OPDRACHT → Schrijf de tekst over de huidige situatie van Oudeland alsjeblieft volledig en letterlijk over.

GECITEERDE TEKST →
3.3 Huidige situatie

Ondanks de sloop van ongeveer de helft van de woningvoorraad zal de hoofdopzet van Oudeland bij de huidige herstructurering nagenoeg ongemoeid blijven. Deze blijft gekoppeld aan de huidige wegenstructuur (die niet wezenlijk van opzet zal veranderen) en wordt krachtig genoeg geacht om het kader te vormen voor de nieuwe ontwikkelingen. Alleen de invulling verandert. Er wordt ingezet op een grotere diversiteit in woningtypen (koop/huur) in diverse prijsklassen, een hoogwaardig ingericht openbaar gebied, toename van het areaal oppervlaktewater en een afname van het woningaantal. Differentiatie is het speerpunt van het herstructureringsbeleid. Alleen op deze wijze kan Hoogvliet de concurrentie met de omringende steden aan en een solide toekomst voor haar inwoners bouwen.

Navolgende afbeelding geeft de ligging van het plangebied in de huidige situatie weer.

afbeelding "i_NL.IMRO.0599.BP2021HvMarthaleo-va01_0009.jpg"

Afbeelding 3.2: Ligging plangebied in de 21e eeuw (bron: www.ruimtelijkeplannen.nl)

GEGEVEN INFORMATIE →
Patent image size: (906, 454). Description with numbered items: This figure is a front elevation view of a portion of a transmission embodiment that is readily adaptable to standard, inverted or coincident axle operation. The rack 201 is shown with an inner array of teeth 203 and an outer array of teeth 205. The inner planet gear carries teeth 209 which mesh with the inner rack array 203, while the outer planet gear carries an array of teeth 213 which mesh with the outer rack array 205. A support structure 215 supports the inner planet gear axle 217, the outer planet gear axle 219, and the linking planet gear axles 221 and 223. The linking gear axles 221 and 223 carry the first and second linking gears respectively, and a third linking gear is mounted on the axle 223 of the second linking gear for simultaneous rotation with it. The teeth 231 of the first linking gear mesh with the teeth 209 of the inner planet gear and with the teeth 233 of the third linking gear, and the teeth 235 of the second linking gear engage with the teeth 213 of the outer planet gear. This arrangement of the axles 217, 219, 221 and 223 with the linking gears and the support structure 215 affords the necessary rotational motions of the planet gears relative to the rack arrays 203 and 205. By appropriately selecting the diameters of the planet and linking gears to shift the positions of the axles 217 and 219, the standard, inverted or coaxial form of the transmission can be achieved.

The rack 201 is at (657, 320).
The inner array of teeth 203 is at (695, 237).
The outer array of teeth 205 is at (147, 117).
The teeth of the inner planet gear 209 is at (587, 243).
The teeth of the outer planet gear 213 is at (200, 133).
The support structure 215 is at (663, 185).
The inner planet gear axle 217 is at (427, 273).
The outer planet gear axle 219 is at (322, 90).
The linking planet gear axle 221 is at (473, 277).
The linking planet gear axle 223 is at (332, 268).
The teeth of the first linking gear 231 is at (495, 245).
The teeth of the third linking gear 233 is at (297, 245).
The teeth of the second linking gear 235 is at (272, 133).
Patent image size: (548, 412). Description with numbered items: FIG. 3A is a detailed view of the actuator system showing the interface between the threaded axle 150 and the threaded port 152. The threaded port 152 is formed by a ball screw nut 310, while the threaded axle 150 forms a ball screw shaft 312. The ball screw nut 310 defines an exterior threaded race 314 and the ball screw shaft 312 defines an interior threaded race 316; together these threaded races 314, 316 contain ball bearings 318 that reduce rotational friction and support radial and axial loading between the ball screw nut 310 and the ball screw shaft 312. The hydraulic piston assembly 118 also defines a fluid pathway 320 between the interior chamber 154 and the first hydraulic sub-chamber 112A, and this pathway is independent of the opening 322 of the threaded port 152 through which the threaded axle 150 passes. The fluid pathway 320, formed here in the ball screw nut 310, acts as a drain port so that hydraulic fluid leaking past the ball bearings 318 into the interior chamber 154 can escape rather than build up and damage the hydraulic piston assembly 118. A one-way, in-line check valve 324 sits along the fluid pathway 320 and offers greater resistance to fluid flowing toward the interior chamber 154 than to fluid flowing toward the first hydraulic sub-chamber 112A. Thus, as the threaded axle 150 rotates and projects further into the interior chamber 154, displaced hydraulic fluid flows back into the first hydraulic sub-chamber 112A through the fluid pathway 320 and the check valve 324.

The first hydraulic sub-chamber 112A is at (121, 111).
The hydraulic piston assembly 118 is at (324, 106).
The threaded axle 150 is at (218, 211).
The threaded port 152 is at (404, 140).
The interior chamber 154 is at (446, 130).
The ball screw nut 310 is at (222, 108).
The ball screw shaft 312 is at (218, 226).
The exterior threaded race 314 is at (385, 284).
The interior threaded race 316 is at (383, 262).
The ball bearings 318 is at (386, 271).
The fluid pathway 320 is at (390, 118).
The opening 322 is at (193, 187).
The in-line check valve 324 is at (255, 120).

OPLOSSING →
3.3 Huidige situatie

Ondanks de sloop van ongeveer de helft van de woningvoorraad zal de hoofdopzet van Oudeland bij de huidige herstructurering nagenoeg ongemoeid blijven. Deze blijft gekoppeld aan de huidige wegenstructuur (die niet wezenlijk van opzet zal veranderen) en wordt krachtig genoeg geacht om het kader te vormen voor de nieuwe ontwikkelingen. Alleen de invulling verandert. Er wordt ingezet op een grotere diversiteit in woningtypen (koop/huur) in diverse prijsklassen, een hoogwaardig ingericht openbaar gebied, toename van het areaal oppervlaktewater en een afname van het woningaantal. Differentiatie is het speerpunt van het herstructureringsbeleid. Alleen op deze wijze kan Hoogvliet de concurrentie met de omringende steden aan en een solide toekomst voor haar inwoners bouwen.

Navolgende afbeelding geeft de ligging van het plangebied in de huidige situatie weer.

afbeelding "i_NL.IMRO.0599.BP2021HvMarthaleo-va01_0009.jpg"

Afbeelding 3.2: Ligging plangebied in de 21e eeuw (bron: www.ruimtelijkeplannen.nl)